### Short task
Would it be possible to write out each entry below exactly, without the pictures?

### Records provided
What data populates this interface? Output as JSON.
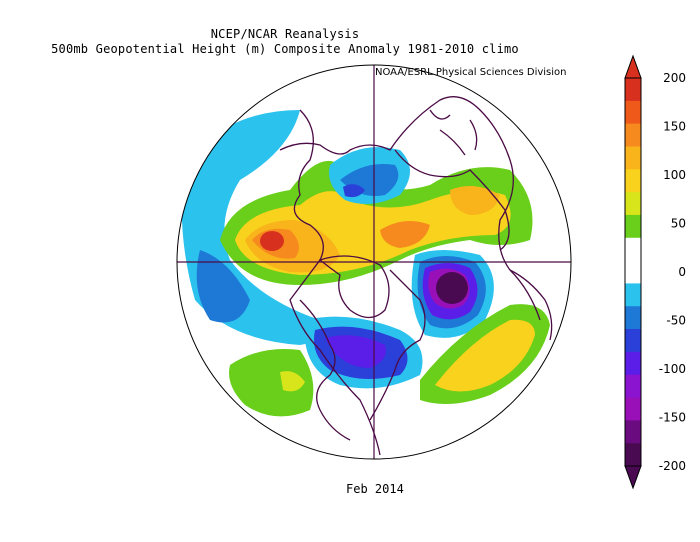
{
  "title": {
    "line1": "NCEP/NCAR Reanalysis",
    "line2": "500mb Geopotential Height (m) Composite Anomaly 1981-2010 climo"
  },
  "credit": "NOAA/ESRL Physical Sciences Division",
  "date_label": "Feb 2014",
  "colorbar": {
    "levels": [
      {
        "value": "200",
        "color": "#d7301f"
      },
      {
        "value": "150",
        "color": "#f68a1e"
      },
      {
        "value": "100",
        "color": "#f8d21c"
      },
      {
        "value": "50",
        "color": "#69cf1a"
      },
      {
        "value": "0",
        "color": "#ffffff"
      },
      {
        "value": "-50",
        "color": "#1e78d6"
      },
      {
        "value": "-100",
        "color": "#5a1ee8"
      },
      {
        "value": "-150",
        "color": "#9a10b8"
      },
      {
        "value": "-200",
        "color": "#4a0a52"
      }
    ],
    "band_colors": [
      "#d7301f",
      "#ef5a1a",
      "#f68a1e",
      "#f8b41a",
      "#f8d21c",
      "#d8e51a",
      "#69cf1a",
      "#ffffff",
      "#ffffff",
      "#2cc2ee",
      "#1e78d6",
      "#2a40d8",
      "#5a1ee8",
      "#8a14d0",
      "#9a10b8",
      "#6a0c80",
      "#4a0a52"
    ]
  }
}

### Output for this exercise
What data populates this interface? Output as JSON.
{
  "title": {
    "line1": "NCEP/NCAR Reanalysis",
    "line2": "500mb Geopotential Height (m) Composite Anomaly 1981-2010 climo"
  },
  "credit": "NOAA/ESRL Physical Sciences Division",
  "date_label": "Feb 2014",
  "colorbar": {
    "levels": [
      {
        "value": "200",
        "color": "#d7301f"
      },
      {
        "value": "150",
        "color": "#f68a1e"
      },
      {
        "value": "100",
        "color": "#f8d21c"
      },
      {
        "value": "50",
        "color": "#69cf1a"
      },
      {
        "value": "0",
        "color": "#ffffff"
      },
      {
        "value": "-50",
        "color": "#1e78d6"
      },
      {
        "value": "-100",
        "color": "#5a1ee8"
      },
      {
        "value": "-150",
        "color": "#9a10b8"
      },
      {
        "value": "-200",
        "color": "#4a0a52"
      }
    ],
    "band_colors": [
      "#d7301f",
      "#ef5a1a",
      "#f68a1e",
      "#f8b41a",
      "#f8d21c",
      "#d8e51a",
      "#69cf1a",
      "#ffffff",
      "#ffffff",
      "#2cc2ee",
      "#1e78d6",
      "#2a40d8",
      "#5a1ee8",
      "#8a14d0",
      "#9a10b8",
      "#6a0c80",
      "#4a0a52"
    ]
  }
}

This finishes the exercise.